* BEGIN *

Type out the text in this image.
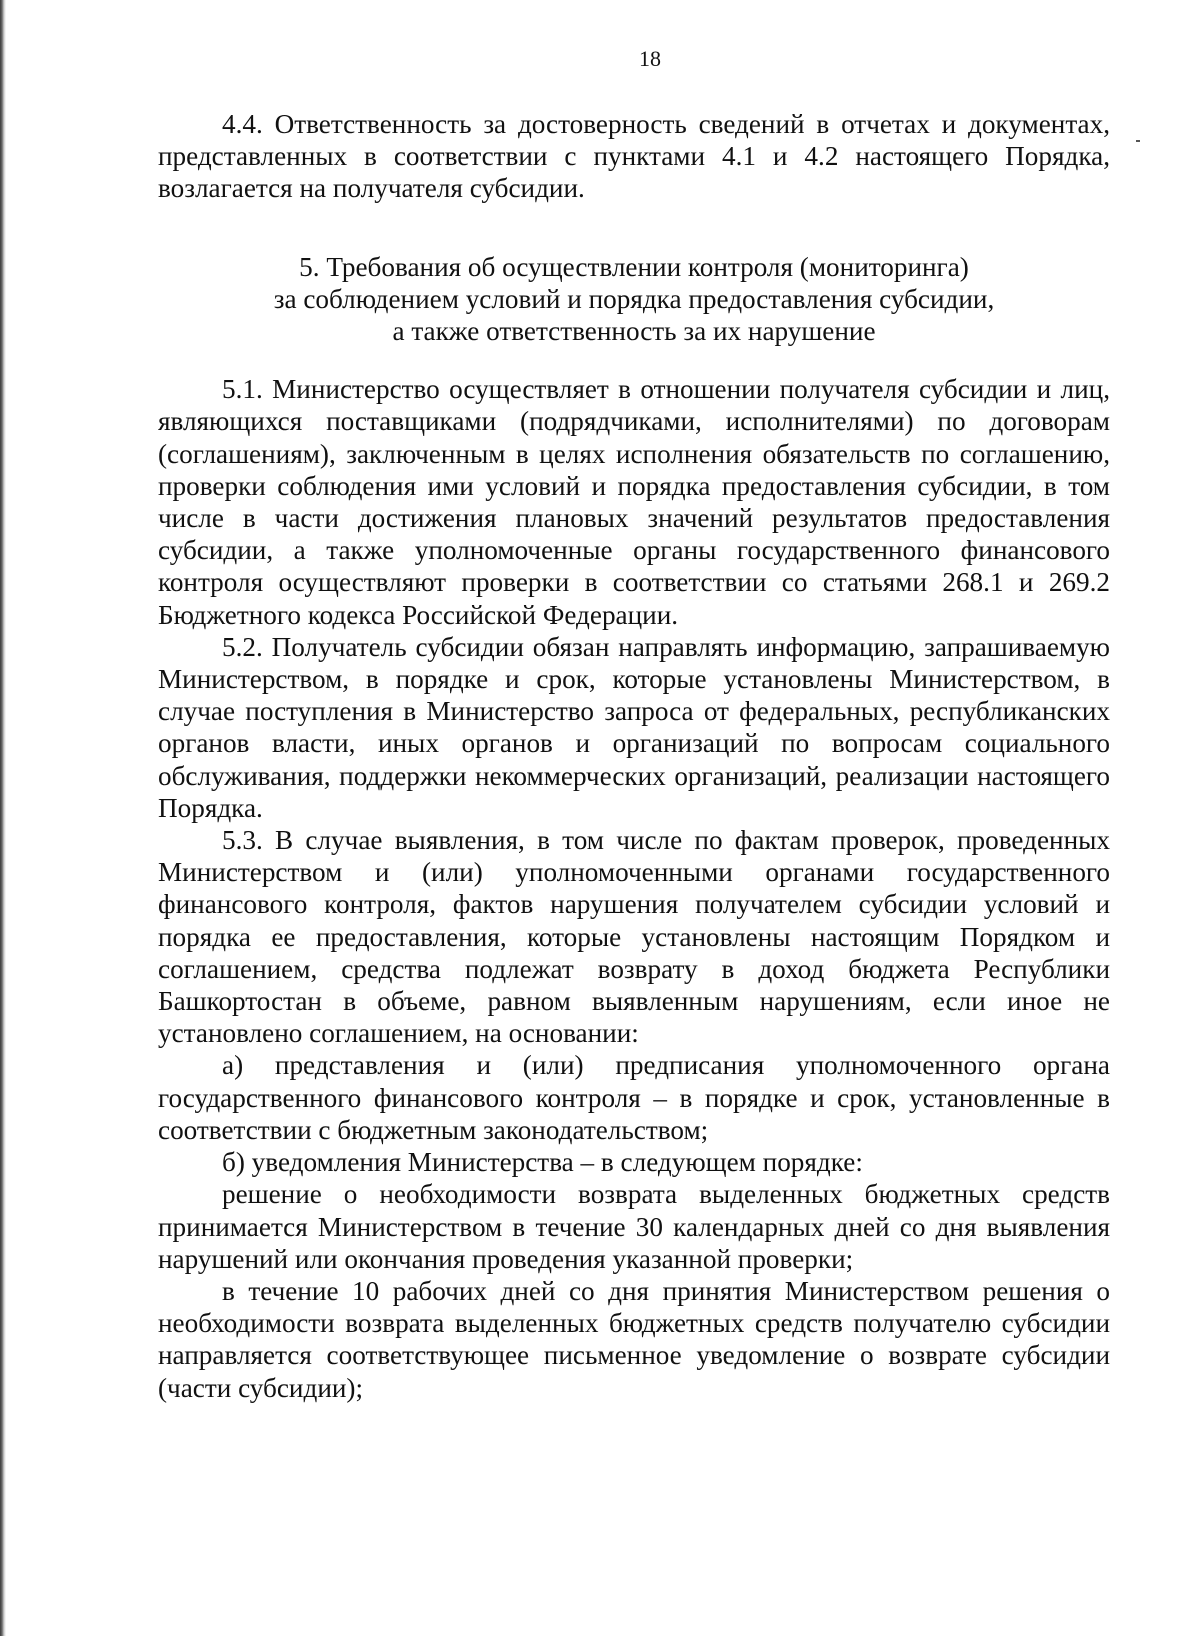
18

4.4. Ответственность за достоверность сведений в отчетах и документах, представленных в соответствии с пунктами 4.1 и 4.2 настоящего Порядка, возлагается на получателя субсидии.

5. Требования об осуществлении контроля (мониторинга)

за соблюдением условий и порядка предоставления субсидии,

а также ответственность за их нарушение

5.1. Министерство осуществляет в отношении получателя субсидии и лиц, являющихся поставщиками (подрядчиками, исполнителями) по договорам (соглашениям), заключенным в целях исполнения обязательств по соглашению, проверки соблюдения ими условий и порядка предоставления субсидии, в том числе в части достижения плановых значений результатов предоставления субсидии, а также уполномоченные органы государственного финансового контроля осуществляют проверки в соответствии со статьями 268.1 и 269.2 Бюджетного кодекса Российской Федерации.

5.2. Получатель субсидии обязан направлять информацию, запрашиваемую Министерством, в порядке и срок, которые установлены Министерством, в случае поступления в Министерство запроса от федеральных, республиканских органов власти, иных органов и организаций по вопросам социального обслуживания, поддержки некоммерческих организаций, реализации настоящего Порядка.

5.3. В случае выявления, в том числе по фактам проверок, проведенных Министерством и (или) уполномоченными органами государственного финансового контроля, фактов нарушения получателем субсидии условий и порядка ее предоставления, которые установлены настоящим Порядком и соглашением, средства подлежат возврату в доход бюджета Республики Башкортостан в объеме, равном выявленным нарушениям, если иное не установлено соглашением, на основании:

а) представления и (или) предписания уполномоченного органа государственного финансового контроля – в порядке и срок, установленные в соответствии с бюджетным законодательством;

б) уведомления Министерства – в следующем порядке:

решение о необходимости возврата выделенных бюджетных средств принимается Министерством в течение 30 календарных дней со дня выявления нарушений или окончания проведения указанной проверки;

в течение 10 рабочих дней со дня принятия Министерством решения о необходимости возврата выделенных бюджетных средств получателю субсидии направляется соответствующее письменное уведомление о возврате субсидии (части субсидии);
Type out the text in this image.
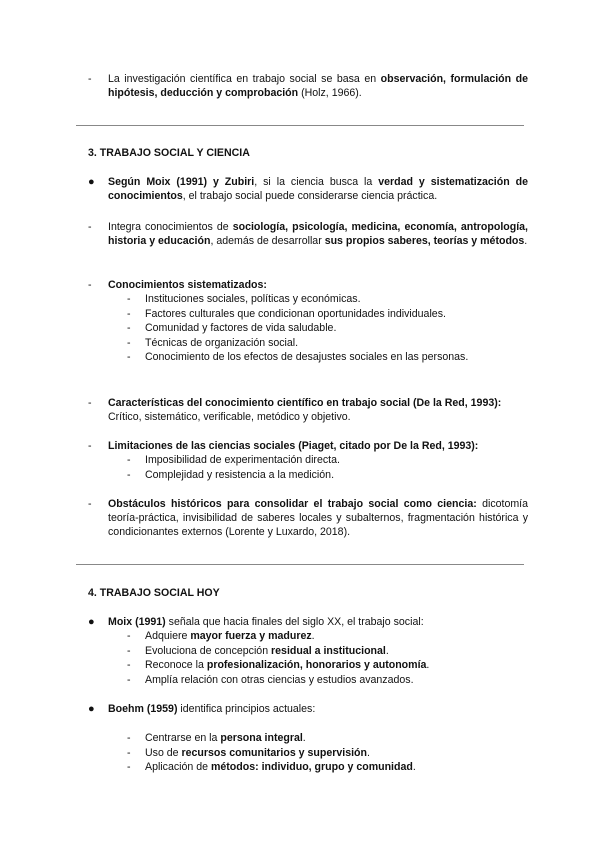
-	La investigación científica en trabajo social se basa en observación, formulación de hipótesis, deducción y comprobación (Holz, 1966).
3. TRABAJO SOCIAL Y CIENCIA
● Según Moix (1991) y Zubiri, si la ciencia busca la verdad y sistematización de conocimientos, el trabajo social puede considerarse ciencia práctica.
-	Integra conocimientos de sociología, psicología, medicina, economía, antropología, historia y educación, además de desarrollar sus propios saberes, teorías y métodos.
-	Conocimientos sistematizados:
- Instituciones sociales, políticas y económicas.
- Factores culturales que condicionan oportunidades individuales.
- Comunidad y factores de vida saludable.
- Técnicas de organización social.
- Conocimiento de los efectos de desajustes sociales en las personas.
-	Características del conocimiento científico en trabajo social (De la Red, 1993):
Crítico, sistemático, verificable, metódico y objetivo.
-	Limitaciones de las ciencias sociales (Piaget, citado por De la Red, 1993):
- Imposibilidad de experimentación directa.
- Complejidad y resistencia a la medición.
-	Obstáculos históricos para consolidar el trabajo social como ciencia: dicotomía teoría-práctica, invisibilidad de saberes locales y subalternos, fragmentación histórica y condicionantes externos (Lorente y Luxardo, 2018).
4. TRABAJO SOCIAL HOY
● Moix (1991) señala que hacia finales del siglo XX, el trabajo social:
- Adquiere mayor fuerza y madurez.
- Evoluciona de concepción residual a institucional.
- Reconoce la profesionalización, honorarios y autonomía.
- Amplía relación con otras ciencias y estudios avanzados.
● Boehm (1959) identifica principios actuales:
- Centrarse en la persona integral.
- Uso de recursos comunitarios y supervisión.
- Aplicación de métodos: individuo, grupo y comunidad.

* END *

**WHAT IS NEEDED:**
List the lines of the records where "настоящего" occurs.

**RESULT:**
4.4. Ответственность за достоверность сведений в отчетах и документах, представленных в соответствии с пунктами 4.1 и 4.2 настоящего Порядка, возлагается на получателя субсидии.
5.2. Получатель субсидии обязан направлять информацию, запрашиваемую Министерством, в порядке и срок, которые установлены Министерством, в случае поступления в Министерство запроса от федеральных, республиканских органов власти, иных органов и организаций по вопросам социального обслуживания, поддержки некоммерческих организаций, реализации настоящего Порядка.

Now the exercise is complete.